● What you should do:
Transcribe each record exactly. Include every one.
=== Given data ===
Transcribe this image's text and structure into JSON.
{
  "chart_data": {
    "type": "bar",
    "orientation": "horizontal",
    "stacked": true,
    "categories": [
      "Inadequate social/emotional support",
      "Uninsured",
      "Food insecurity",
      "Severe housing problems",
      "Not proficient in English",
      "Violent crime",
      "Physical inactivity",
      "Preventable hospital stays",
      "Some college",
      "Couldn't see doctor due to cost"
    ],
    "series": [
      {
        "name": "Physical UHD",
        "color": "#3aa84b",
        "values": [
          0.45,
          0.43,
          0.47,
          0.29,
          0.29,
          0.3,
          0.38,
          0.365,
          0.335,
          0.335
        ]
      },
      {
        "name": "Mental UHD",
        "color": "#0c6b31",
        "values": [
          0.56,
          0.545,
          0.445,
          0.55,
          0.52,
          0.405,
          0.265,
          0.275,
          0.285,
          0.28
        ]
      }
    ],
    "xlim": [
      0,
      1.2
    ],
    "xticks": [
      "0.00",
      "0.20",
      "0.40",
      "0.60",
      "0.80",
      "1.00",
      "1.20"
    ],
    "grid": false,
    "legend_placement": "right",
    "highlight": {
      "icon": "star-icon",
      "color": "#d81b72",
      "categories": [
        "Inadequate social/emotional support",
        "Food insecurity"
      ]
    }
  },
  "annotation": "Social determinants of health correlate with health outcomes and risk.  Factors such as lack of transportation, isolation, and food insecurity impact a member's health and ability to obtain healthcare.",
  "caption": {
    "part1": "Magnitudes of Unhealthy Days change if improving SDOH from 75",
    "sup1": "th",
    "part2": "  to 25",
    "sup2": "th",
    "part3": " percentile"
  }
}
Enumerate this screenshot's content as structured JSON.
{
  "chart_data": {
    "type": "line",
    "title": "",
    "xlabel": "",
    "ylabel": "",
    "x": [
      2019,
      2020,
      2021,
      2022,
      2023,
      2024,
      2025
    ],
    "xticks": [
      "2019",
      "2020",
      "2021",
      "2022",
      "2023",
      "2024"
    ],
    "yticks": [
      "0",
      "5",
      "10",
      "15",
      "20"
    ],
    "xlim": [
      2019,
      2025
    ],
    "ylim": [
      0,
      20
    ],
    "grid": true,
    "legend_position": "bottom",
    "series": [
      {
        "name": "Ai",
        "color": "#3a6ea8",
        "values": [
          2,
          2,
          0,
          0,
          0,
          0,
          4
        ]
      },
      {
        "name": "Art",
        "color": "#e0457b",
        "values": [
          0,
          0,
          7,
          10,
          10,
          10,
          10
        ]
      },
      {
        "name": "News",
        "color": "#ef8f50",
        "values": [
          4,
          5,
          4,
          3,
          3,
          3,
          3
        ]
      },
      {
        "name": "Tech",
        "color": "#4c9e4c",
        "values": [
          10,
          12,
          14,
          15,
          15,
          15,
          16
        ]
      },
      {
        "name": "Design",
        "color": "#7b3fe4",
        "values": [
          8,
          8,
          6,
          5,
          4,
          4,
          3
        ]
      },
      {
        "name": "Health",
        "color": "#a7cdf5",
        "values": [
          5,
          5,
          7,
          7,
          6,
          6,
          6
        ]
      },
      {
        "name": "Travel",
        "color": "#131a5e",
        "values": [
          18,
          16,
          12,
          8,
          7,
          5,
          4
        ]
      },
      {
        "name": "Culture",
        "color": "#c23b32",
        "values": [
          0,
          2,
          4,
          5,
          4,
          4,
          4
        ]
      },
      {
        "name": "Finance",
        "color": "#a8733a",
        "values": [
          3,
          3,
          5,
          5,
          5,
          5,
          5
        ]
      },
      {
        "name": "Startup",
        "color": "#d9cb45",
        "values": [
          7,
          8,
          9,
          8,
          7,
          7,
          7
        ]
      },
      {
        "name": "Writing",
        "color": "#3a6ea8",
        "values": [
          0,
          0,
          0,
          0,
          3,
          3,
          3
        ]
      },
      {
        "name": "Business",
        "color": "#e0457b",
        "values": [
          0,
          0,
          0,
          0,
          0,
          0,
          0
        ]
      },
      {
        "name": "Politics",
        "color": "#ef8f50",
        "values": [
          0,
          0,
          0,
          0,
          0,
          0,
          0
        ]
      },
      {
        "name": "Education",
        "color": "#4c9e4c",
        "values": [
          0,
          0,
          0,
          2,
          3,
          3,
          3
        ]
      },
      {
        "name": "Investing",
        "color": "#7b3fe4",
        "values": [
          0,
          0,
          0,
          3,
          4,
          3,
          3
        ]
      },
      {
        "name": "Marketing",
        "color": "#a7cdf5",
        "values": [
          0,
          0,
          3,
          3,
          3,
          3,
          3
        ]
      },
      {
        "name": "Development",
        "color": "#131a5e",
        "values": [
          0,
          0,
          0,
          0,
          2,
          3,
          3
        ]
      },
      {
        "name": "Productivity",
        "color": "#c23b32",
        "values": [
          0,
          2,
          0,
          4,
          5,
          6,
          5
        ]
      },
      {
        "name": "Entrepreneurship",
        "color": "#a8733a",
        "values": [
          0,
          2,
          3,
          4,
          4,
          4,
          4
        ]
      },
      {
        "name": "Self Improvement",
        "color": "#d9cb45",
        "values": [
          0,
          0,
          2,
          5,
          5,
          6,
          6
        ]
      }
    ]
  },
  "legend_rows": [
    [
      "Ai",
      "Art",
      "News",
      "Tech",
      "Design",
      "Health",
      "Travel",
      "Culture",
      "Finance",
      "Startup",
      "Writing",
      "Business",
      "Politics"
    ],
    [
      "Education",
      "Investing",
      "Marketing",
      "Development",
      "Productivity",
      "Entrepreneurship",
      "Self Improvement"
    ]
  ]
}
===
● Completed task:
Transcribe this image's text and structure into JSON.
{
  "chart_data": {
    "type": "bar",
    "orientation": "horizontal",
    "stacked": true,
    "categories": [
      "Inadequate social/emotional support",
      "Uninsured",
      "Food insecurity",
      "Severe housing problems",
      "Not proficient in English",
      "Violent crime",
      "Physical inactivity",
      "Preventable hospital stays",
      "Some college",
      "Couldn't see doctor due to cost"
    ],
    "series": [
      {
        "name": "Physical UHD",
        "color": "#3aa84b",
        "values": [
          0.45,
          0.43,
          0.47,
          0.29,
          0.29,
          0.3,
          0.38,
          0.365,
          0.335,
          0.335
        ]
      },
      {
        "name": "Mental UHD",
        "color": "#0c6b31",
        "values": [
          0.56,
          0.545,
          0.445,
          0.55,
          0.52,
          0.405,
          0.265,
          0.275,
          0.285,
          0.28
        ]
      }
    ],
    "xlim": [
      0,
      1.2
    ],
    "xticks": [
      "0.00",
      "0.20",
      "0.40",
      "0.60",
      "0.80",
      "1.00",
      "1.20"
    ],
    "grid": false,
    "legend_placement": "right",
    "highlight": {
      "icon": "star-icon",
      "color": "#d81b72",
      "categories": [
        "Inadequate social/emotional support",
        "Food insecurity"
      ]
    }
  },
  "annotation": "Social determinants of health correlate with health outcomes and risk.  Factors such as lack of transportation, isolation, and food insecurity impact a member's health and ability to obtain healthcare.",
  "caption": {
    "part1": "Magnitudes of Unhealthy Days change if improving SDOH from 75",
    "sup1": "th",
    "part2": "  to 25",
    "sup2": "th",
    "part3": " percentile"
  }
}
Enumerate this screenshot's content as structured JSON.
{
  "chart_data": {
    "type": "line",
    "title": "",
    "xlabel": "",
    "ylabel": "",
    "x": [
      2019,
      2020,
      2021,
      2022,
      2023,
      2024,
      2025
    ],
    "xticks": [
      "2019",
      "2020",
      "2021",
      "2022",
      "2023",
      "2024"
    ],
    "yticks": [
      "0",
      "5",
      "10",
      "15",
      "20"
    ],
    "xlim": [
      2019,
      2025
    ],
    "ylim": [
      0,
      20
    ],
    "grid": true,
    "legend_position": "bottom",
    "series": [
      {
        "name": "Ai",
        "color": "#3a6ea8",
        "values": [
          2,
          2,
          0,
          0,
          0,
          0,
          4
        ]
      },
      {
        "name": "Art",
        "color": "#e0457b",
        "values": [
          0,
          0,
          7,
          10,
          10,
          10,
          10
        ]
      },
      {
        "name": "News",
        "color": "#ef8f50",
        "values": [
          4,
          5,
          4,
          3,
          3,
          3,
          3
        ]
      },
      {
        "name": "Tech",
        "color": "#4c9e4c",
        "values": [
          10,
          12,
          14,
          15,
          15,
          15,
          16
        ]
      },
      {
        "name": "Design",
        "color": "#7b3fe4",
        "values": [
          8,
          8,
          6,
          5,
          4,
          4,
          3
        ]
      },
      {
        "name": "Health",
        "color": "#a7cdf5",
        "values": [
          5,
          5,
          7,
          7,
          6,
          6,
          6
        ]
      },
      {
        "name": "Travel",
        "color": "#131a5e",
        "values": [
          18,
          16,
          12,
          8,
          7,
          5,
          4
        ]
      },
      {
        "name": "Culture",
        "color": "#c23b32",
        "values": [
          0,
          2,
          4,
          5,
          4,
          4,
          4
        ]
      },
      {
        "name": "Finance",
        "color": "#a8733a",
        "values": [
          3,
          3,
          5,
          5,
          5,
          5,
          5
        ]
      },
      {
        "name": "Startup",
        "color": "#d9cb45",
        "values": [
          7,
          8,
          9,
          8,
          7,
          7,
          7
        ]
      },
      {
        "name": "Writing",
        "color": "#3a6ea8",
        "values": [
          0,
          0,
          0,
          0,
          3,
          3,
          3
        ]
      },
      {
        "name": "Business",
        "color": "#e0457b",
        "values": [
          0,
          0,
          0,
          0,
          0,
          0,
          0
        ]
      },
      {
        "name": "Politics",
        "color": "#ef8f50",
        "values": [
          0,
          0,
          0,
          0,
          0,
          0,
          0
        ]
      },
      {
        "name": "Education",
        "color": "#4c9e4c",
        "values": [
          0,
          0,
          0,
          2,
          3,
          3,
          3
        ]
      },
      {
        "name": "Investing",
        "color": "#7b3fe4",
        "values": [
          0,
          0,
          0,
          3,
          4,
          3,
          3
        ]
      },
      {
        "name": "Marketing",
        "color": "#a7cdf5",
        "values": [
          0,
          0,
          3,
          3,
          3,
          3,
          3
        ]
      },
      {
        "name": "Development",
        "color": "#131a5e",
        "values": [
          0,
          0,
          0,
          0,
          2,
          3,
          3
        ]
      },
      {
        "name": "Productivity",
        "color": "#c23b32",
        "values": [
          0,
          2,
          0,
          4,
          5,
          6,
          5
        ]
      },
      {
        "name": "Entrepreneurship",
        "color": "#a8733a",
        "values": [
          0,
          2,
          3,
          4,
          4,
          4,
          4
        ]
      },
      {
        "name": "Self Improvement",
        "color": "#d9cb45",
        "values": [
          0,
          0,
          2,
          5,
          5,
          6,
          6
        ]
      }
    ]
  },
  "legend_rows": [
    [
      "Ai",
      "Art",
      "News",
      "Tech",
      "Design",
      "Health",
      "Travel",
      "Culture",
      "Finance",
      "Startup",
      "Writing",
      "Business",
      "Politics"
    ],
    [
      "Education",
      "Investing",
      "Marketing",
      "Development",
      "Productivity",
      "Entrepreneurship",
      "Self Improvement"
    ]
  ]
}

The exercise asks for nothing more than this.